### SET PROBLEM
Gather up the lines that contain "Associate".

** START DATA IN THIS EXERCISE **

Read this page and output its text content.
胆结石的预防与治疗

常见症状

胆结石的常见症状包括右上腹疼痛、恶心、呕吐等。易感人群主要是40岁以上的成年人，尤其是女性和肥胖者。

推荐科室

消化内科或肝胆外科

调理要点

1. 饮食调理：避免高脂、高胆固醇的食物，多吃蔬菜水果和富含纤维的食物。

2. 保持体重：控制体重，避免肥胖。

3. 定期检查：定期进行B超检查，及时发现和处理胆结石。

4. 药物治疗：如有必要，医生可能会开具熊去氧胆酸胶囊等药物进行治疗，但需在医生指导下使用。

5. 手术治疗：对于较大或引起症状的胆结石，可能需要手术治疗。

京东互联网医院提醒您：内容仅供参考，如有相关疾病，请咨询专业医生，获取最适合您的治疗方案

** END DATA IN THIS EXERCISE **
** START DATA IN THIS EXERCISE **

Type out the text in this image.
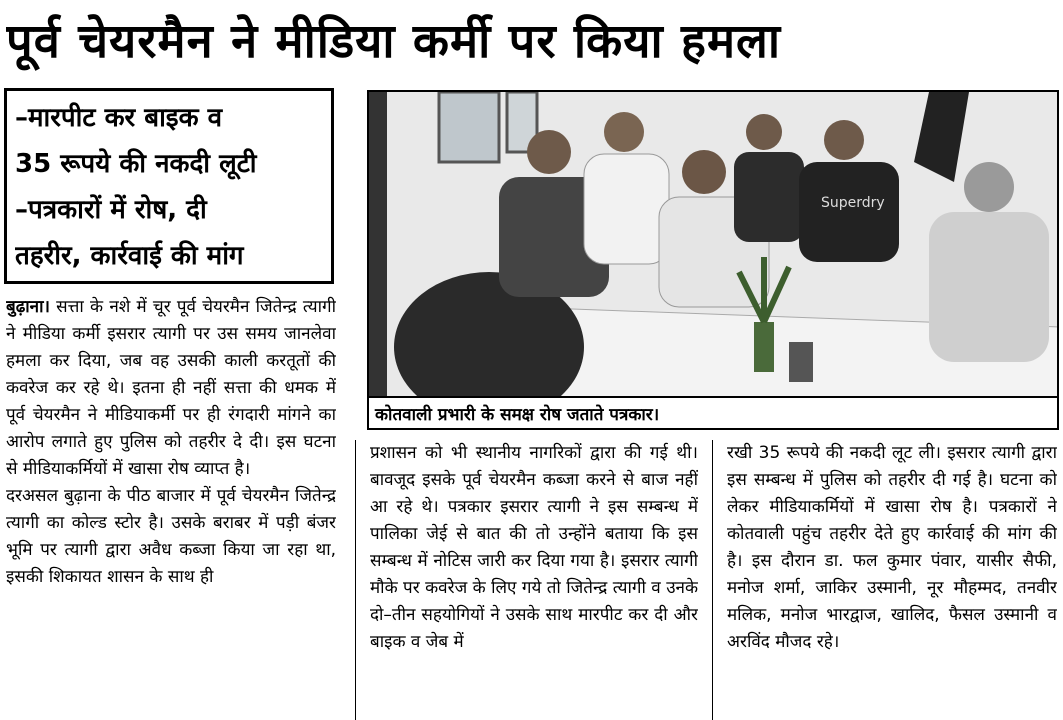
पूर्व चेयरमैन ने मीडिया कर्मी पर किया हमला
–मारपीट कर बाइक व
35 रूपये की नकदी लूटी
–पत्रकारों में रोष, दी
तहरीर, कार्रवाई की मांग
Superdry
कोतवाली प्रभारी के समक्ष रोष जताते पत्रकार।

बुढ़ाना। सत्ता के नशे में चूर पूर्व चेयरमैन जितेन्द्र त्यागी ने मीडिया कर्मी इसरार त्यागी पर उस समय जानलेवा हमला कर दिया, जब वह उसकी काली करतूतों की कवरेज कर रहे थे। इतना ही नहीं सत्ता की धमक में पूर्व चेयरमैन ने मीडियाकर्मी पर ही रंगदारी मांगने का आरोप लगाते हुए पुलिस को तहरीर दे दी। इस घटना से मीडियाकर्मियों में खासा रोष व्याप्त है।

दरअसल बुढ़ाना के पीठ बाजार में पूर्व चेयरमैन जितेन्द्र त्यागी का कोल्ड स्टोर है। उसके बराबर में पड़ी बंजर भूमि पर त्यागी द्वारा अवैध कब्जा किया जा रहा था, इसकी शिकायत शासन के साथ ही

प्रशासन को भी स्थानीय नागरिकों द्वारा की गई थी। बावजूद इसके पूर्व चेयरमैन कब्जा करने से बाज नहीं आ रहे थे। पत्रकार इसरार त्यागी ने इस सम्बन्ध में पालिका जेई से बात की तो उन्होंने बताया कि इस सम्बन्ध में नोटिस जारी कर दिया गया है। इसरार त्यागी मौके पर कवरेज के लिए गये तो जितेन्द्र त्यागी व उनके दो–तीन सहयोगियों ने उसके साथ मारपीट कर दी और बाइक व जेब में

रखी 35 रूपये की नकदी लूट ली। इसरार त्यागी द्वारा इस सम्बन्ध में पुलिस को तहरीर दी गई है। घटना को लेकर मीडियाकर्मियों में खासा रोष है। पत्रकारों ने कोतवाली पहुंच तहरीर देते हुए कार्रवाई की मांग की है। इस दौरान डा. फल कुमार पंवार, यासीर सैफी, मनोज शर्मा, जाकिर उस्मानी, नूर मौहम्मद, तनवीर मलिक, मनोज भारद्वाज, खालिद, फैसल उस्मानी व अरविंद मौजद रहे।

** END DATA IN THIS EXERCISE **
** START DATA IN THIS EXERCISE **

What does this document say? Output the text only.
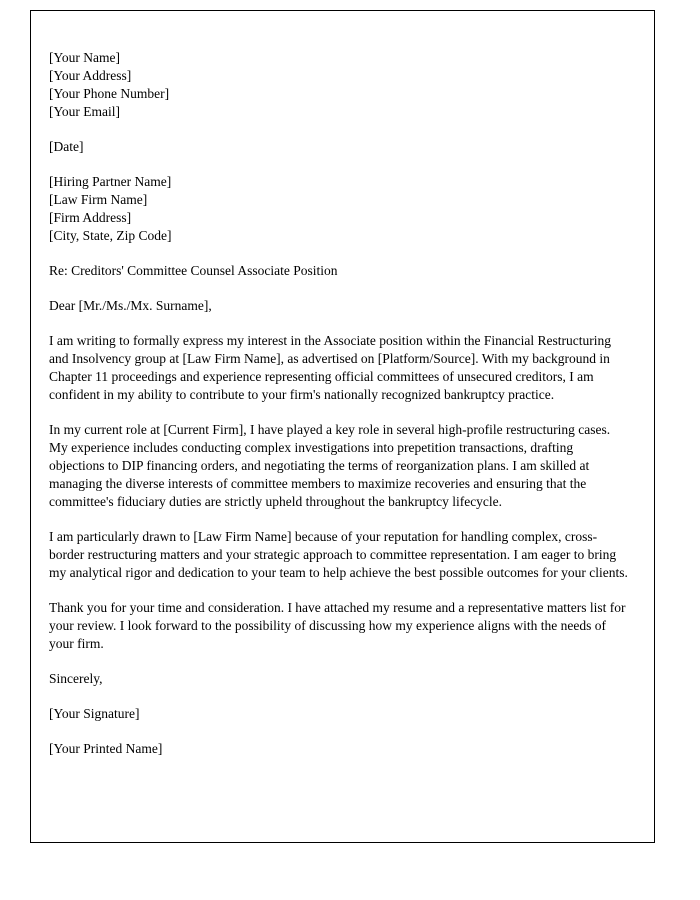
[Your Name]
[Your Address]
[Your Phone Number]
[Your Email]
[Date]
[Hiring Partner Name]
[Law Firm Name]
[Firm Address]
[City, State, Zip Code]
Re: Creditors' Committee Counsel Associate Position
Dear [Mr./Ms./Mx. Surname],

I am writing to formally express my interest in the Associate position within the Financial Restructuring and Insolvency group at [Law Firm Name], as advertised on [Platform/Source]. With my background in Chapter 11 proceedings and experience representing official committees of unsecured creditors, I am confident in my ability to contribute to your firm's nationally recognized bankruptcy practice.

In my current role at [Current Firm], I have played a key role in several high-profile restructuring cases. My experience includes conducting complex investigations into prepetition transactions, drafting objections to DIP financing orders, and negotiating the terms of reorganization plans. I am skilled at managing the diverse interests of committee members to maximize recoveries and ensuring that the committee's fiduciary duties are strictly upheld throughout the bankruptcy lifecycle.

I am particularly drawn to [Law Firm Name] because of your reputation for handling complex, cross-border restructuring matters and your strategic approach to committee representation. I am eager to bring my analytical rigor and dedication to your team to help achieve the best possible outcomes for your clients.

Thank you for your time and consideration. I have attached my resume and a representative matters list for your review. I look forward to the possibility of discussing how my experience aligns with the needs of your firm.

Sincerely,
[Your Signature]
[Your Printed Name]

** END DATA IN THIS EXERCISE **

### ANSWER TO THIS TASK
Re: Creditors' Committee Counsel Associate Position
I am writing to formally express my interest in the Associate position within the Financial Restructuring and Insolvency group at [Law Firm Name], as advertised on [Platform/Source]. With my background in Chapter 11 proceedings and experience representing official committees of unsecured creditors, I am confident in my ability to contribute to your firm's nationally recognized bankruptcy practice.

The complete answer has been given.